Collected data entries:
>>>>>
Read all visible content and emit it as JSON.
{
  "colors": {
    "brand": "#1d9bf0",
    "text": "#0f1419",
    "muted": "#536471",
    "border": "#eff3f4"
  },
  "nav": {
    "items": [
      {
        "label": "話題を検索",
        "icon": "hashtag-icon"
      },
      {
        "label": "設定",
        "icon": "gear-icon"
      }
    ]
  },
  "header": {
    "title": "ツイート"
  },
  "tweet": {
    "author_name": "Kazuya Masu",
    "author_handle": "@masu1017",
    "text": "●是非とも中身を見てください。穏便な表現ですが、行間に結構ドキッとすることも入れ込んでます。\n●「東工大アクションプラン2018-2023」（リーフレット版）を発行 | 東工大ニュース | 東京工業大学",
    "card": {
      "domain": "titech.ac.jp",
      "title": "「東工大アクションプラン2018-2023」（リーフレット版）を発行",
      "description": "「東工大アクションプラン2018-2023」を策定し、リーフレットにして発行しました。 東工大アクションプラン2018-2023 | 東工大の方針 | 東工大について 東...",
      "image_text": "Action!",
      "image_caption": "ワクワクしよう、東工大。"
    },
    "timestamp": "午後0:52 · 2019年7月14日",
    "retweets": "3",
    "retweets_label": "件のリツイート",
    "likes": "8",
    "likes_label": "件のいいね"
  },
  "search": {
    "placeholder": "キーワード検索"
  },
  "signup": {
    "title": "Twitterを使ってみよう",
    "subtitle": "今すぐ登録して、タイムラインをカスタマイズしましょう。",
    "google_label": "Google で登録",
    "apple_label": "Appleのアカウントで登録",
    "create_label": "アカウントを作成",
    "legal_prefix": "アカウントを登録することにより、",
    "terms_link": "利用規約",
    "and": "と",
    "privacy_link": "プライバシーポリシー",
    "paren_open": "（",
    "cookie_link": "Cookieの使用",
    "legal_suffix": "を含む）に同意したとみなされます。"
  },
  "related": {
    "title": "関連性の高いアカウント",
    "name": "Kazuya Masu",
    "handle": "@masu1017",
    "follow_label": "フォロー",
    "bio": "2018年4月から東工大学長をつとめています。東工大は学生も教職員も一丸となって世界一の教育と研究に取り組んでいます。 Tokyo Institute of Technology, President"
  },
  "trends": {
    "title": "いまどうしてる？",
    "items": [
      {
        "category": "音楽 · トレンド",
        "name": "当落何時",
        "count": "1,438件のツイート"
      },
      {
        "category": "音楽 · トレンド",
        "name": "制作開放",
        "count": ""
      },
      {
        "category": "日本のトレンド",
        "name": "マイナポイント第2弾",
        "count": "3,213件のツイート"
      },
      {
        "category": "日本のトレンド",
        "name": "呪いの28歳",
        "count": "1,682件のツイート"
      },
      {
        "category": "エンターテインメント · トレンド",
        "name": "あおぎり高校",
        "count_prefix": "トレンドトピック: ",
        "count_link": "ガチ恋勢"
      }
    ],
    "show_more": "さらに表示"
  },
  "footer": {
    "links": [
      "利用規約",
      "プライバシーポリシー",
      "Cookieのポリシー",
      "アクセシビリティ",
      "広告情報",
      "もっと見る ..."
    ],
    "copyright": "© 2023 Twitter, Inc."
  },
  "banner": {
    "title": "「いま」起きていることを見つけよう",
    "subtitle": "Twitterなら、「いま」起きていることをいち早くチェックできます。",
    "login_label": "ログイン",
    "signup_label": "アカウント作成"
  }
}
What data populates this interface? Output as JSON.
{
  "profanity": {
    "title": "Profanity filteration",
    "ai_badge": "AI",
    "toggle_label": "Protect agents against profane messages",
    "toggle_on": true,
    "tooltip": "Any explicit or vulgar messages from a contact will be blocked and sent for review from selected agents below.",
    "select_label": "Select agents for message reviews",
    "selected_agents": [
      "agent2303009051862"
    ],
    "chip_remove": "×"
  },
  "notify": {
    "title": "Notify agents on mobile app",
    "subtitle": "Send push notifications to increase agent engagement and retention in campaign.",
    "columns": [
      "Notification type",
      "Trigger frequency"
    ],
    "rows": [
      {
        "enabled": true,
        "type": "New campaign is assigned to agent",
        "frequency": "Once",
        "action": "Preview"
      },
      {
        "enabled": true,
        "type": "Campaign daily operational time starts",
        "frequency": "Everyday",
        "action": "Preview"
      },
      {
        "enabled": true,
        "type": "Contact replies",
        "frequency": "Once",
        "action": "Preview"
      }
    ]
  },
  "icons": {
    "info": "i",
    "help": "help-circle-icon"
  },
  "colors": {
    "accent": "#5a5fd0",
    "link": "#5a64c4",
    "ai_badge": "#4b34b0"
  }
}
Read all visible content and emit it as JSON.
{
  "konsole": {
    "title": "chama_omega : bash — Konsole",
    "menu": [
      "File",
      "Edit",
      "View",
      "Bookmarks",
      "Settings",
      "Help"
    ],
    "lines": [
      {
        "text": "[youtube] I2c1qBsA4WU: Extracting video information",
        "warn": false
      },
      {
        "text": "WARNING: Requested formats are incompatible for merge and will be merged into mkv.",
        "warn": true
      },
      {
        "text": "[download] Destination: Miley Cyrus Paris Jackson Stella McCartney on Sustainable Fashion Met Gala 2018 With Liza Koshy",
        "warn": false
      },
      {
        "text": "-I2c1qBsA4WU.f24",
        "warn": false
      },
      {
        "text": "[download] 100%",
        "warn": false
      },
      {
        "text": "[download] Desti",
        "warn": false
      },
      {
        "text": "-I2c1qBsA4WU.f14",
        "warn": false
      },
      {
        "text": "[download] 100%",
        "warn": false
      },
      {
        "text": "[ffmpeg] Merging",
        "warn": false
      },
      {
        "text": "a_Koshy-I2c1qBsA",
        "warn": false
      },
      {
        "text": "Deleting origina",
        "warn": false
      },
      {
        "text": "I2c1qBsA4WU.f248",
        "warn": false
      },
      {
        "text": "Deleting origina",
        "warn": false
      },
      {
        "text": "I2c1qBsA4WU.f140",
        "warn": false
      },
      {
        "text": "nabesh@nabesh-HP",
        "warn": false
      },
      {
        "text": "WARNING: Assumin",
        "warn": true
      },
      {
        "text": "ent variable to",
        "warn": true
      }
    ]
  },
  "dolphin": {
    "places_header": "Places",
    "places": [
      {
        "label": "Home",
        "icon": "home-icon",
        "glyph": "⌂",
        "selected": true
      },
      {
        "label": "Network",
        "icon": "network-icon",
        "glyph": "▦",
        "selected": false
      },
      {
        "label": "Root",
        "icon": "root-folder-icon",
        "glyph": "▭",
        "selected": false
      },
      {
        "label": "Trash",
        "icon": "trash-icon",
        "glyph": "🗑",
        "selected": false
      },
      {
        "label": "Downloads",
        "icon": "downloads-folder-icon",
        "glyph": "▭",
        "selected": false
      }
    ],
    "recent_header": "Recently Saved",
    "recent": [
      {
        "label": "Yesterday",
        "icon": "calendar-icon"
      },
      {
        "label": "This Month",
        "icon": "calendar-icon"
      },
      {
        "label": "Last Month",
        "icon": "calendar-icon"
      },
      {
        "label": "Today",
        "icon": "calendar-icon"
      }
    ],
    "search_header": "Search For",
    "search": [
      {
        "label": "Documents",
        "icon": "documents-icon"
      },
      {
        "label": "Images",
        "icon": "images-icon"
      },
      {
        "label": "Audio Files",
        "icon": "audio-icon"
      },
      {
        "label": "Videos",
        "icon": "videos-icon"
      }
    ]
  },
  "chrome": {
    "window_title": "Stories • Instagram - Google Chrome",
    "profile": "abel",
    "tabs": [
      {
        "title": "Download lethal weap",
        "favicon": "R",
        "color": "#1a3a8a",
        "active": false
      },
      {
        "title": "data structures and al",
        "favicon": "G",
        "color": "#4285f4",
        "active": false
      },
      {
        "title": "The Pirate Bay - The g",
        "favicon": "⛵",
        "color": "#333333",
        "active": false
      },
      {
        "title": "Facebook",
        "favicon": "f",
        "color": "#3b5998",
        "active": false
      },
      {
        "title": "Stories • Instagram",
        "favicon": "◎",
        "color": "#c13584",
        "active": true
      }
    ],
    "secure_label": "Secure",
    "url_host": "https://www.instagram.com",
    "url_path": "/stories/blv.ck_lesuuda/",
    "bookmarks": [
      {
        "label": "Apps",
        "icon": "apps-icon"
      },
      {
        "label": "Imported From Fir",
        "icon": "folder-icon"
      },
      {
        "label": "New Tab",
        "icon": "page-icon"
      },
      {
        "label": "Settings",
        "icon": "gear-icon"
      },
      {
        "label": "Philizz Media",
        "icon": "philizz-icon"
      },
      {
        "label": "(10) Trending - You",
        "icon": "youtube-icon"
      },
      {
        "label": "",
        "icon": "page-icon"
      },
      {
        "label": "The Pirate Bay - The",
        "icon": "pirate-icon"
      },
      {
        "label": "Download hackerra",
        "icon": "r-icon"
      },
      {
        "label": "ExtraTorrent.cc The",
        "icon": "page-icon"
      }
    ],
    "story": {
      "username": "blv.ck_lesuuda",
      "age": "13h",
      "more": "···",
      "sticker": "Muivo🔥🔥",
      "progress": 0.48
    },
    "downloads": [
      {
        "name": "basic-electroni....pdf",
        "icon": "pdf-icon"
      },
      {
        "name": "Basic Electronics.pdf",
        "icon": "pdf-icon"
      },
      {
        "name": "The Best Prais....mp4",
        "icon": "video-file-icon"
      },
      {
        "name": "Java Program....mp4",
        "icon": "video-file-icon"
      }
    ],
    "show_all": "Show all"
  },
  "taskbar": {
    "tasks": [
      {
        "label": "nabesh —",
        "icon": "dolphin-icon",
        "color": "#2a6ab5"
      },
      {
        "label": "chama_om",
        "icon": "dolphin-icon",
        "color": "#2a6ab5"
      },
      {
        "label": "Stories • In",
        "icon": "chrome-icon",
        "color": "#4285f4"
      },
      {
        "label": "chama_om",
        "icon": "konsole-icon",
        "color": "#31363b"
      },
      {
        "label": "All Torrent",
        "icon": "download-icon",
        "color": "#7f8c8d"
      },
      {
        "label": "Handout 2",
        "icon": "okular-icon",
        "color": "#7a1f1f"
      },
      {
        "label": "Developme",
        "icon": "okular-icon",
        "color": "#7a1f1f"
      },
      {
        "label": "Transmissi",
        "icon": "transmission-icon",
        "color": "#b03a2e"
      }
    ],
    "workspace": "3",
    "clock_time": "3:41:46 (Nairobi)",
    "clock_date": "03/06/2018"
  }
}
<<<<<
**TASK STATEMENT**
Select the lines that carry the string "type" and copy them.

**WRITTEN SOLUTION**
      "Notification type",
        "type": "New campaign is assigned to agent",
        "type": "Campaign daily operational time starts",
        "type": "Contact replies",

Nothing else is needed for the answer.